### WORK TO DO
Pull every line containing "primary" from the entries.

>> start

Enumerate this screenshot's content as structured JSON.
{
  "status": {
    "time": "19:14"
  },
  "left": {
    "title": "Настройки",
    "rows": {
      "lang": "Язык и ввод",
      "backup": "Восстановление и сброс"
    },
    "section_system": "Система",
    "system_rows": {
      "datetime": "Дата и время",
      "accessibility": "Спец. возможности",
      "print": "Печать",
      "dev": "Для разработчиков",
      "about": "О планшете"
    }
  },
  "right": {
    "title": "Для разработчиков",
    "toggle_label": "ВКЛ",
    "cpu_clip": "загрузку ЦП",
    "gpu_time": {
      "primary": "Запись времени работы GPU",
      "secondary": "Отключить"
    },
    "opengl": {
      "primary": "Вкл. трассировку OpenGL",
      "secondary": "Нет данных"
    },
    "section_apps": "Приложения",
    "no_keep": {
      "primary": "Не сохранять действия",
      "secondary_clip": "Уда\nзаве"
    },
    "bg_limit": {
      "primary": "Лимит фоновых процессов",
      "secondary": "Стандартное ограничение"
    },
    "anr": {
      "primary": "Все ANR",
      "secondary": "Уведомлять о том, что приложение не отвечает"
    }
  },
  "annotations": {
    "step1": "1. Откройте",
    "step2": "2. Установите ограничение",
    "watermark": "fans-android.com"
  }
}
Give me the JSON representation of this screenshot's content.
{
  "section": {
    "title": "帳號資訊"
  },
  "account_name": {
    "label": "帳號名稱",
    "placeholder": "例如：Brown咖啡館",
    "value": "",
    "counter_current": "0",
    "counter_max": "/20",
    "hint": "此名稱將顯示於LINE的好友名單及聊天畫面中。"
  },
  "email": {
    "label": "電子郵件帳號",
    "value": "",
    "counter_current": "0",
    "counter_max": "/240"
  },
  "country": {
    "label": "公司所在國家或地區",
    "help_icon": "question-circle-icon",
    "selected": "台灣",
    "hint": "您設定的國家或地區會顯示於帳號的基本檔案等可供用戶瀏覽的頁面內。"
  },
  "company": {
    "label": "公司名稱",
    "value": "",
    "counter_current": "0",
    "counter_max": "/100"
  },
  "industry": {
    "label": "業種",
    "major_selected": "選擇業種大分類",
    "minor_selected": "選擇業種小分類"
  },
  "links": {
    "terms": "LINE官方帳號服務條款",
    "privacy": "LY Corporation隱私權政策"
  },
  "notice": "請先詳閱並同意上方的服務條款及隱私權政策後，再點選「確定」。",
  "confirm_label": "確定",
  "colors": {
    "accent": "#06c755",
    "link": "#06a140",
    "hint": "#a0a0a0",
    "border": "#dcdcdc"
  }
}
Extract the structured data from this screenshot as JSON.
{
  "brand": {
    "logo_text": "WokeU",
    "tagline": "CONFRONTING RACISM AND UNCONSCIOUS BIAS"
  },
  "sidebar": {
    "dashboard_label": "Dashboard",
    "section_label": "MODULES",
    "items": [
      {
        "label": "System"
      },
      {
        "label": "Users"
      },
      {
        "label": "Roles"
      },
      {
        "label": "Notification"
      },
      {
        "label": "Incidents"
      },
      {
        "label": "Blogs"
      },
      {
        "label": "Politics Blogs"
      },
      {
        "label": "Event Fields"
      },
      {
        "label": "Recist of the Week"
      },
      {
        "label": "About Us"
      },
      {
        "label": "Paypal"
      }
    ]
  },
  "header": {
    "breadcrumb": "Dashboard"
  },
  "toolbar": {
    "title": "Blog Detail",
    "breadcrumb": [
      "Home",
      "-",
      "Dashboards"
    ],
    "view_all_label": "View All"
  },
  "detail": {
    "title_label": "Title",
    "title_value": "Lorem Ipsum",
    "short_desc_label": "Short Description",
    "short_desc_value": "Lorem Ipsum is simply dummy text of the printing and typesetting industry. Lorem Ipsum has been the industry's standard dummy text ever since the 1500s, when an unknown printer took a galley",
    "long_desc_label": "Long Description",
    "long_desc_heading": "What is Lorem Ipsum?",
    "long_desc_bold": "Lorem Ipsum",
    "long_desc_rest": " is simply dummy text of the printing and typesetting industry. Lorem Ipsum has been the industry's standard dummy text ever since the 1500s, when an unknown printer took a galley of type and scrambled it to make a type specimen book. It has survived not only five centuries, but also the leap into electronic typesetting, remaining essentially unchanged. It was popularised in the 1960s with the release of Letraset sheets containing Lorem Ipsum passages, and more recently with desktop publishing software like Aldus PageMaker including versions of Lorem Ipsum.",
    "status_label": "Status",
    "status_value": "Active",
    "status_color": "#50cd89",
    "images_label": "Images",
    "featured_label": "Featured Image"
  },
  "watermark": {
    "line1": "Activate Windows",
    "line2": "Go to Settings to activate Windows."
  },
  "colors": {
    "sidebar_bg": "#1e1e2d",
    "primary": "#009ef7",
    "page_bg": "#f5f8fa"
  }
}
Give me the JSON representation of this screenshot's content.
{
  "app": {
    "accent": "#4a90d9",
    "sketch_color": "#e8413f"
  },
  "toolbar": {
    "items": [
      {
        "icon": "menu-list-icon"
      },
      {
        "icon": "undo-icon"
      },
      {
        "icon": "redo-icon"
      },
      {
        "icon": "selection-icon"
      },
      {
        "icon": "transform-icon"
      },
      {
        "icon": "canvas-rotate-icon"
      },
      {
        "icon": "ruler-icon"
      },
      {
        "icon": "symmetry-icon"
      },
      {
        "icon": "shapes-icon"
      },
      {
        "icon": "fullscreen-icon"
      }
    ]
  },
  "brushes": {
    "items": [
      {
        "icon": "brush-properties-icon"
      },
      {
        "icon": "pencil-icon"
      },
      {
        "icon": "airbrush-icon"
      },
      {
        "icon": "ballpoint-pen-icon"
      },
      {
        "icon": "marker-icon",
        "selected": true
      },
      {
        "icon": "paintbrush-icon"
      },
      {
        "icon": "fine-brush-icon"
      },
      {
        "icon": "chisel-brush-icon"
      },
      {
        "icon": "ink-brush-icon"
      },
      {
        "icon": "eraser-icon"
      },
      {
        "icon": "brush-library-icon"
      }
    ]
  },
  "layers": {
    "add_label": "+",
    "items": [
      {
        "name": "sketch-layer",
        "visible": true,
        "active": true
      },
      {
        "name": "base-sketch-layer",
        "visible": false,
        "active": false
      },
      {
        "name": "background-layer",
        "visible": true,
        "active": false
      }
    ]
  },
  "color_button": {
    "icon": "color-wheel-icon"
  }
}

>> end

### TASK OUTPUT
      "primary": "Запись времени работы GPU",
      "primary": "Вкл. трассировку OpenGL",
      "primary": "Не сохранять действия",
      "primary": "Лимит фоновых процессов",
      "primary": "Все ANR",
    "primary": "#009ef7",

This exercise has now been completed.